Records
# # # # #

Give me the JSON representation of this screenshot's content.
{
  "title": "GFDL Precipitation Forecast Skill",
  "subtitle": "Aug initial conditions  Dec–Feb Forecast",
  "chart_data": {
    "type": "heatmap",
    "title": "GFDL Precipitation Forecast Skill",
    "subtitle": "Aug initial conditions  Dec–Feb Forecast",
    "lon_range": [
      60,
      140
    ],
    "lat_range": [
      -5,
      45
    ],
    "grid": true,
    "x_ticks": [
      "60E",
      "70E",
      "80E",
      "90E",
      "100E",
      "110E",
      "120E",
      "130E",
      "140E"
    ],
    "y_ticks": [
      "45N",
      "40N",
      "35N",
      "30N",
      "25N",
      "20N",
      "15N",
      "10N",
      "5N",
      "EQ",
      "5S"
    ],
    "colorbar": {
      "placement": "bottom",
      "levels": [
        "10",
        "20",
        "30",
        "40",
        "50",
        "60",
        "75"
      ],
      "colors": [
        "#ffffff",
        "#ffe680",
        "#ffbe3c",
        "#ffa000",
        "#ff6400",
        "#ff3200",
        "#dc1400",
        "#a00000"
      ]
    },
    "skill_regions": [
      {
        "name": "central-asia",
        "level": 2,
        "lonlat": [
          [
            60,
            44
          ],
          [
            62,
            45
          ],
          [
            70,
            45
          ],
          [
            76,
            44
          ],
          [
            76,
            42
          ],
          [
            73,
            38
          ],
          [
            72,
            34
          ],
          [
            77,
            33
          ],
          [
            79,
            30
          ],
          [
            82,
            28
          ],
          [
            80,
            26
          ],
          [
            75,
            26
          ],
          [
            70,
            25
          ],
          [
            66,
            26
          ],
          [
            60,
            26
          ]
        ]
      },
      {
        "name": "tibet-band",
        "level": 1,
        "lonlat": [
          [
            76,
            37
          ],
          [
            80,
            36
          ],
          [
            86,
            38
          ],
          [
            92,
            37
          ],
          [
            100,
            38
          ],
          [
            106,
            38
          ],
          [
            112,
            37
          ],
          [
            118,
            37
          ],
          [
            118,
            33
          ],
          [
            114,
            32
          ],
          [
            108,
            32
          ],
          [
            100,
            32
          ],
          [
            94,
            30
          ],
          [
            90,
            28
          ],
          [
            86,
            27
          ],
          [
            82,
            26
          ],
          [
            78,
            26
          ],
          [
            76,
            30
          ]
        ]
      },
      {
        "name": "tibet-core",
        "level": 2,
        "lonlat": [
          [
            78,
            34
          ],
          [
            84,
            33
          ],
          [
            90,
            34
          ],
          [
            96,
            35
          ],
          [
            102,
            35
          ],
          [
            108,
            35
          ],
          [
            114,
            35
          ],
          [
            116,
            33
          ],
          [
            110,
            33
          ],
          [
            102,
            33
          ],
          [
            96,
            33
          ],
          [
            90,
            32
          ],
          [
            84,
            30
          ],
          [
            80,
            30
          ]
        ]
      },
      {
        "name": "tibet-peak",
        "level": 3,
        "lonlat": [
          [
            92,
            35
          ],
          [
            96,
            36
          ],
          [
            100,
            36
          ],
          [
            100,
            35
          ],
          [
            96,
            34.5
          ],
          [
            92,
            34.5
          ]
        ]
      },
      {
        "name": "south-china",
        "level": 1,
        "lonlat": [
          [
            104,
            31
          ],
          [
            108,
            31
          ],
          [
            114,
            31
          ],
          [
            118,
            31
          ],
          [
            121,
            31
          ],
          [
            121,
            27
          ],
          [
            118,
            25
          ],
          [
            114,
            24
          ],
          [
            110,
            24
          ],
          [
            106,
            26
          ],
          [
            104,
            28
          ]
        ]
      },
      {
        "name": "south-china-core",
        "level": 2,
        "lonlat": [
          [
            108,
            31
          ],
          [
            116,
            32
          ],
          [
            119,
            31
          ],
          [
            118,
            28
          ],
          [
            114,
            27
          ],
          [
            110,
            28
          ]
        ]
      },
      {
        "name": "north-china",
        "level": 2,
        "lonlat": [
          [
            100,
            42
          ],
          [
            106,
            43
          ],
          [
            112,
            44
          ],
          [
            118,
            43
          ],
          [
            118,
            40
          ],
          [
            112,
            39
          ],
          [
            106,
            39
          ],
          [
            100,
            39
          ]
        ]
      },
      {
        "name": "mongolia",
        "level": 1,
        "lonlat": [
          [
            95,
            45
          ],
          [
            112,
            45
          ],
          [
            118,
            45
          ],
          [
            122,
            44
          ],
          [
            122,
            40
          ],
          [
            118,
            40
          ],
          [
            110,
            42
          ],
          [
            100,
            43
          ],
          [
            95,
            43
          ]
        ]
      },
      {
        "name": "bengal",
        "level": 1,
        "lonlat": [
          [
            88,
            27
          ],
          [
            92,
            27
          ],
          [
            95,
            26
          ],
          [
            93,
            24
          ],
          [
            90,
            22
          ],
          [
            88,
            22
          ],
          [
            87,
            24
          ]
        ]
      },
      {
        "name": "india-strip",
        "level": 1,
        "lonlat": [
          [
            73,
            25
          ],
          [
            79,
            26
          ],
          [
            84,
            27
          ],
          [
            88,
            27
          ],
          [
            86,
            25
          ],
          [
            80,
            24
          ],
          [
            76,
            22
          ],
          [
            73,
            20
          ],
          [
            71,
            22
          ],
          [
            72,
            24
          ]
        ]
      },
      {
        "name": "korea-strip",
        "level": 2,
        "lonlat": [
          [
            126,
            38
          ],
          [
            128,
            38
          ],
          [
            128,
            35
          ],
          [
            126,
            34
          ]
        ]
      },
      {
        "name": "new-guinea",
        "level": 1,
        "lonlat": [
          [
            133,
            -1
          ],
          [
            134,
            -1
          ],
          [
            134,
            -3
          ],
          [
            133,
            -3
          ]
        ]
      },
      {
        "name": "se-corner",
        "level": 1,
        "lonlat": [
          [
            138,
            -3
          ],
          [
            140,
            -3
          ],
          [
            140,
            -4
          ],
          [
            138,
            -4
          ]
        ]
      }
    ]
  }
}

# # # # #

**AIM OF THE TASK:**
Repeat the entries exactly, all of them.

**ANSWER IN FULL:**
Give me the JSON representation of this screenshot's content.
{
  "title": "GFDL Precipitation Forecast Skill",
  "subtitle": "Aug initial conditions  Dec–Feb Forecast",
  "chart_data": {
    "type": "heatmap",
    "title": "GFDL Precipitation Forecast Skill",
    "subtitle": "Aug initial conditions  Dec–Feb Forecast",
    "lon_range": [
      60,
      140
    ],
    "lat_range": [
      -5,
      45
    ],
    "grid": true,
    "x_ticks": [
      "60E",
      "70E",
      "80E",
      "90E",
      "100E",
      "110E",
      "120E",
      "130E",
      "140E"
    ],
    "y_ticks": [
      "45N",
      "40N",
      "35N",
      "30N",
      "25N",
      "20N",
      "15N",
      "10N",
      "5N",
      "EQ",
      "5S"
    ],
    "colorbar": {
      "placement": "bottom",
      "levels": [
        "10",
        "20",
        "30",
        "40",
        "50",
        "60",
        "75"
      ],
      "colors": [
        "#ffffff",
        "#ffe680",
        "#ffbe3c",
        "#ffa000",
        "#ff6400",
        "#ff3200",
        "#dc1400",
        "#a00000"
      ]
    },
    "skill_regions": [
      {
        "name": "central-asia",
        "level": 2,
        "lonlat": [
          [
            60,
            44
          ],
          [
            62,
            45
          ],
          [
            70,
            45
          ],
          [
            76,
            44
          ],
          [
            76,
            42
          ],
          [
            73,
            38
          ],
          [
            72,
            34
          ],
          [
            77,
            33
          ],
          [
            79,
            30
          ],
          [
            82,
            28
          ],
          [
            80,
            26
          ],
          [
            75,
            26
          ],
          [
            70,
            25
          ],
          [
            66,
            26
          ],
          [
            60,
            26
          ]
        ]
      },
      {
        "name": "tibet-band",
        "level": 1,
        "lonlat": [
          [
            76,
            37
          ],
          [
            80,
            36
          ],
          [
            86,
            38
          ],
          [
            92,
            37
          ],
          [
            100,
            38
          ],
          [
            106,
            38
          ],
          [
            112,
            37
          ],
          [
            118,
            37
          ],
          [
            118,
            33
          ],
          [
            114,
            32
          ],
          [
            108,
            32
          ],
          [
            100,
            32
          ],
          [
            94,
            30
          ],
          [
            90,
            28
          ],
          [
            86,
            27
          ],
          [
            82,
            26
          ],
          [
            78,
            26
          ],
          [
            76,
            30
          ]
        ]
      },
      {
        "name": "tibet-core",
        "level": 2,
        "lonlat": [
          [
            78,
            34
          ],
          [
            84,
            33
          ],
          [
            90,
            34
          ],
          [
            96,
            35
          ],
          [
            102,
            35
          ],
          [
            108,
            35
          ],
          [
            114,
            35
          ],
          [
            116,
            33
          ],
          [
            110,
            33
          ],
          [
            102,
            33
          ],
          [
            96,
            33
          ],
          [
            90,
            32
          ],
          [
            84,
            30
          ],
          [
            80,
            30
          ]
        ]
      },
      {
        "name": "tibet-peak",
        "level": 3,
        "lonlat": [
          [
            92,
            35
          ],
          [
            96,
            36
          ],
          [
            100,
            36
          ],
          [
            100,
            35
          ],
          [
            96,
            34.5
          ],
          [
            92,
            34.5
          ]
        ]
      },
      {
        "name": "south-china",
        "level": 1,
        "lonlat": [
          [
            104,
            31
          ],
          [
            108,
            31
          ],
          [
            114,
            31
          ],
          [
            118,
            31
          ],
          [
            121,
            31
          ],
          [
            121,
            27
          ],
          [
            118,
            25
          ],
          [
            114,
            24
          ],
          [
            110,
            24
          ],
          [
            106,
            26
          ],
          [
            104,
            28
          ]
        ]
      },
      {
        "name": "south-china-core",
        "level": 2,
        "lonlat": [
          [
            108,
            31
          ],
          [
            116,
            32
          ],
          [
            119,
            31
          ],
          [
            118,
            28
          ],
          [
            114,
            27
          ],
          [
            110,
            28
          ]
        ]
      },
      {
        "name": "north-china",
        "level": 2,
        "lonlat": [
          [
            100,
            42
          ],
          [
            106,
            43
          ],
          [
            112,
            44
          ],
          [
            118,
            43
          ],
          [
            118,
            40
          ],
          [
            112,
            39
          ],
          [
            106,
            39
          ],
          [
            100,
            39
          ]
        ]
      },
      {
        "name": "mongolia",
        "level": 1,
        "lonlat": [
          [
            95,
            45
          ],
          [
            112,
            45
          ],
          [
            118,
            45
          ],
          [
            122,
            44
          ],
          [
            122,
            40
          ],
          [
            118,
            40
          ],
          [
            110,
            42
          ],
          [
            100,
            43
          ],
          [
            95,
            43
          ]
        ]
      },
      {
        "name": "bengal",
        "level": 1,
        "lonlat": [
          [
            88,
            27
          ],
          [
            92,
            27
          ],
          [
            95,
            26
          ],
          [
            93,
            24
          ],
          [
            90,
            22
          ],
          [
            88,
            22
          ],
          [
            87,
            24
          ]
        ]
      },
      {
        "name": "india-strip",
        "level": 1,
        "lonlat": [
          [
            73,
            25
          ],
          [
            79,
            26
          ],
          [
            84,
            27
          ],
          [
            88,
            27
          ],
          [
            86,
            25
          ],
          [
            80,
            24
          ],
          [
            76,
            22
          ],
          [
            73,
            20
          ],
          [
            71,
            22
          ],
          [
            72,
            24
          ]
        ]
      },
      {
        "name": "korea-strip",
        "level": 2,
        "lonlat": [
          [
            126,
            38
          ],
          [
            128,
            38
          ],
          [
            128,
            35
          ],
          [
            126,
            34
          ]
        ]
      },
      {
        "name": "new-guinea",
        "level": 1,
        "lonlat": [
          [
            133,
            -1
          ],
          [
            134,
            -1
          ],
          [
            134,
            -3
          ],
          [
            133,
            -3
          ]
        ]
      },
      {
        "name": "se-corner",
        "level": 1,
        "lonlat": [
          [
            138,
            -3
          ],
          [
            140,
            -3
          ],
          [
            140,
            -4
          ],
          [
            138,
            -4
          ]
        ]
      }
    ]
  }
}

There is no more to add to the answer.